-- start EXCERPTED DATA --

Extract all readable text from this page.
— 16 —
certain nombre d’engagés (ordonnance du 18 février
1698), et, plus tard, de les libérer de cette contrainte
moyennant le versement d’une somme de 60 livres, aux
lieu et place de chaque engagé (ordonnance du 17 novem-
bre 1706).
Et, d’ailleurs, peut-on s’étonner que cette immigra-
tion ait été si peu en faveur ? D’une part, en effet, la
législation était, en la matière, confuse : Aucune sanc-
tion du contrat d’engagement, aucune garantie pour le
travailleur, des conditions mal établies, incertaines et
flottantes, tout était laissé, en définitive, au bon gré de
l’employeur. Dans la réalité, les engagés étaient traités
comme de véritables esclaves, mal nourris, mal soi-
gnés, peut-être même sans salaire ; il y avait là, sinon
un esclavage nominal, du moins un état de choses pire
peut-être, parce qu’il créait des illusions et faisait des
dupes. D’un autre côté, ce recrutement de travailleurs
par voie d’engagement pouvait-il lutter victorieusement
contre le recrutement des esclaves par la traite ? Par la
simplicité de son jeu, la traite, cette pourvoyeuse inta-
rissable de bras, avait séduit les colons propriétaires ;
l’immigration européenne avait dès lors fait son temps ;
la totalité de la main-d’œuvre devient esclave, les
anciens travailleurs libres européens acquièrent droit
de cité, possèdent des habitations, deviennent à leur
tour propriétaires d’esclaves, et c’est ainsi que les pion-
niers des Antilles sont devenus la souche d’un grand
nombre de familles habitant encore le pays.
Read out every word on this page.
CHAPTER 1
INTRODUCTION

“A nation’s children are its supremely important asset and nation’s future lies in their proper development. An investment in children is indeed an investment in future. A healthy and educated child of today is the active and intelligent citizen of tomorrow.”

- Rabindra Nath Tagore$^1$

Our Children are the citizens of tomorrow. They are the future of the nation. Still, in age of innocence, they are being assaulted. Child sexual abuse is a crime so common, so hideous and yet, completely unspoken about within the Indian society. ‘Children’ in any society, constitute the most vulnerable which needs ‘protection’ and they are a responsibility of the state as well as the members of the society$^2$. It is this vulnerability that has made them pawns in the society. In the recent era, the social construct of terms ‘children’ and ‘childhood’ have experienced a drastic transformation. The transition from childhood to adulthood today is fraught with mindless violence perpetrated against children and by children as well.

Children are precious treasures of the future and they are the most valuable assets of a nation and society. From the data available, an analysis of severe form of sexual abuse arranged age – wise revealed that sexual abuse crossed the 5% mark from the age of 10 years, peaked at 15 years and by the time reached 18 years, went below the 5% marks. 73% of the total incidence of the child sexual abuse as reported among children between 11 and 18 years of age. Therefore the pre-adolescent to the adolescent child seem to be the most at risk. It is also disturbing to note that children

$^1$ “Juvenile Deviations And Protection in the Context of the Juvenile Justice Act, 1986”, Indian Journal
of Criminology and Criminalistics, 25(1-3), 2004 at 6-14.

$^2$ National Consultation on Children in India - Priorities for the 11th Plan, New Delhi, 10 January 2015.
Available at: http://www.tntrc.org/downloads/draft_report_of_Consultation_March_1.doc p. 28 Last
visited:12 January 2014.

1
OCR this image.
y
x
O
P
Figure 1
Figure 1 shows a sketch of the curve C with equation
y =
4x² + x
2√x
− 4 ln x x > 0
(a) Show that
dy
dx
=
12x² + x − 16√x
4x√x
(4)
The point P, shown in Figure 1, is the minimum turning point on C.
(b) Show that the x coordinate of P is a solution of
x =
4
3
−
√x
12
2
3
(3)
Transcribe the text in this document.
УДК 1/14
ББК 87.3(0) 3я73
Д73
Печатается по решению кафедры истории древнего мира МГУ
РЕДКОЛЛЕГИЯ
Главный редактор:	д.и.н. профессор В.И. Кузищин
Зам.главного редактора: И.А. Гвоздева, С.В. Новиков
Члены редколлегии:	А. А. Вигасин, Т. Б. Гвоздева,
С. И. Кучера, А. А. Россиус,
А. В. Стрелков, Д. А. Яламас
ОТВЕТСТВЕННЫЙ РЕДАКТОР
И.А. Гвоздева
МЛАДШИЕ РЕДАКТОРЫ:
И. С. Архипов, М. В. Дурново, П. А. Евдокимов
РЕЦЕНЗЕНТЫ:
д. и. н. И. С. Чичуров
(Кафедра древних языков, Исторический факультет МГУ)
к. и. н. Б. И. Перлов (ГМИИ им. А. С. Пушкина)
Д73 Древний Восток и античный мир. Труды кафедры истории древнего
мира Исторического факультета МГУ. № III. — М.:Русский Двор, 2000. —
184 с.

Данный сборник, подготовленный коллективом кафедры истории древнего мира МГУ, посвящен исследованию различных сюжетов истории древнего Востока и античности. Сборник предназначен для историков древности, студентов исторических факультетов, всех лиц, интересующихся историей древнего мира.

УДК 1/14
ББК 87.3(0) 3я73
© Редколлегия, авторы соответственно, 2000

-- end EXCERPTED DATA --

- **TASK INSTRUCTIONS**
Where a line above includes "Figure", copy that line.

- **WRITTEN REPLY**
Figure 1
Figure 1 shows a sketch of the curve C with equation
The point P, shown in Figure 1, is the minimum turning point on C.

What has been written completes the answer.